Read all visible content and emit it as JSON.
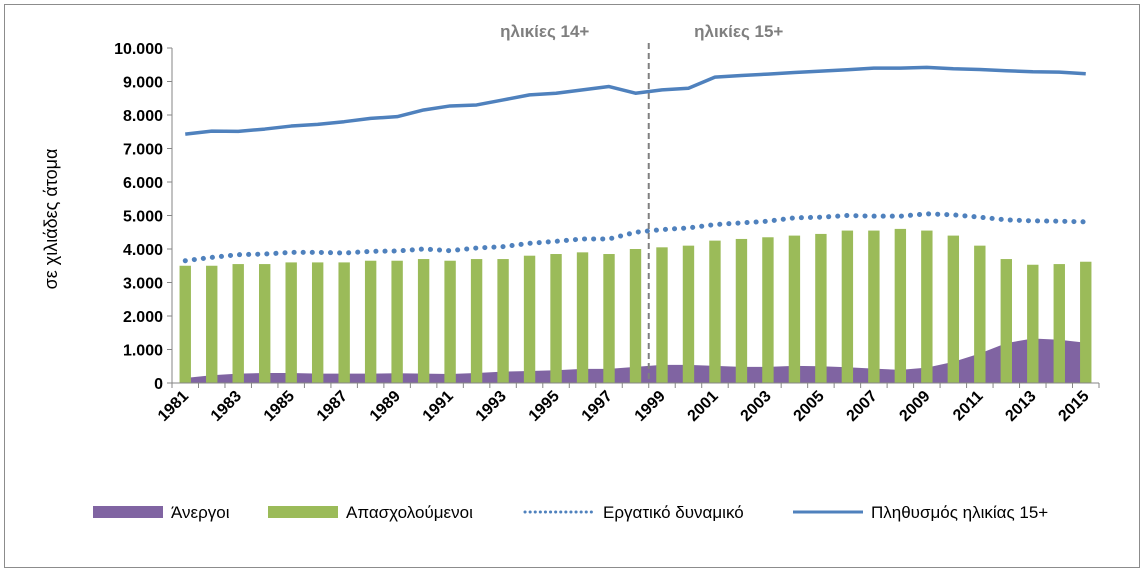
{
  "chart_data": {
    "type": "bar",
    "ylabel": "σε χιλιάδες άτομα",
    "ylim": [
      0,
      10000
    ],
    "yticks": [
      "0",
      "1.000",
      "2.000",
      "3.000",
      "4.000",
      "5.000",
      "6.000",
      "7.000",
      "8.000",
      "9.000",
      "10.000"
    ],
    "x": [
      1981,
      1982,
      1983,
      1984,
      1985,
      1986,
      1987,
      1988,
      1989,
      1990,
      1991,
      1992,
      1993,
      1994,
      1995,
      1996,
      1997,
      1998,
      1999,
      2000,
      2001,
      2002,
      2003,
      2004,
      2005,
      2006,
      2007,
      2008,
      2009,
      2010,
      2011,
      2012,
      2013,
      2014,
      2015
    ],
    "xtick_labels": [
      "1981",
      "1983",
      "1985",
      "1987",
      "1989",
      "1991",
      "1993",
      "1995",
      "1997",
      "1999",
      "2001",
      "2003",
      "2005",
      "2007",
      "2009",
      "2011",
      "2013",
      "2015"
    ],
    "annotations": {
      "left": "ηλικίες 14+",
      "right": "ηλικίες 15+",
      "divider_between": [
        1998,
        1999
      ]
    },
    "grid": false,
    "legend_position": "bottom",
    "series": [
      {
        "name": "Άνεργοι",
        "type": "area",
        "color": "#8064a2",
        "values": [
          150,
          230,
          280,
          300,
          300,
          280,
          280,
          280,
          290,
          280,
          270,
          300,
          340,
          360,
          380,
          420,
          420,
          480,
          540,
          540,
          510,
          480,
          480,
          510,
          500,
          470,
          430,
          390,
          460,
          630,
          880,
          1190,
          1330,
          1290,
          1200
        ]
      },
      {
        "name": "Απασχολούμενοι",
        "type": "bar",
        "color": "#9bbb59",
        "values": [
          3500,
          3500,
          3550,
          3550,
          3600,
          3600,
          3600,
          3650,
          3650,
          3700,
          3650,
          3700,
          3700,
          3800,
          3850,
          3900,
          3850,
          4000,
          4050,
          4100,
          4250,
          4300,
          4350,
          4400,
          4450,
          4550,
          4550,
          4600,
          4550,
          4400,
          4100,
          3700,
          3530,
          3550,
          3620
        ]
      },
      {
        "name": "Εργατικό δυναμικό",
        "type": "line-dotted",
        "color": "#4f81bd",
        "values": [
          3650,
          3750,
          3830,
          3850,
          3900,
          3900,
          3880,
          3930,
          3940,
          4000,
          3950,
          4030,
          4070,
          4170,
          4230,
          4300,
          4300,
          4500,
          4580,
          4630,
          4730,
          4780,
          4830,
          4930,
          4950,
          5000,
          4980,
          4980,
          5050,
          5020,
          4950,
          4870,
          4840,
          4830,
          4810
        ]
      },
      {
        "name": "Πληθυσμός ηλικίας 15+",
        "type": "line",
        "color": "#4f81bd",
        "values": [
          7430,
          7520,
          7510,
          7580,
          7670,
          7720,
          7800,
          7900,
          7950,
          8150,
          8270,
          8300,
          8450,
          8600,
          8650,
          8750,
          8850,
          8650,
          8750,
          8800,
          9130,
          9180,
          9220,
          9270,
          9310,
          9350,
          9400,
          9400,
          9420,
          9380,
          9360,
          9320,
          9290,
          9280,
          9230
        ]
      }
    ]
  }
}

= = = = =

Copy in full each line that holds the word "color".

#### Output of the task
        "color": "#8064a2",
        "color": "#9bbb59",
        "color": "#4f81bd",
        "color": "#4f81bd",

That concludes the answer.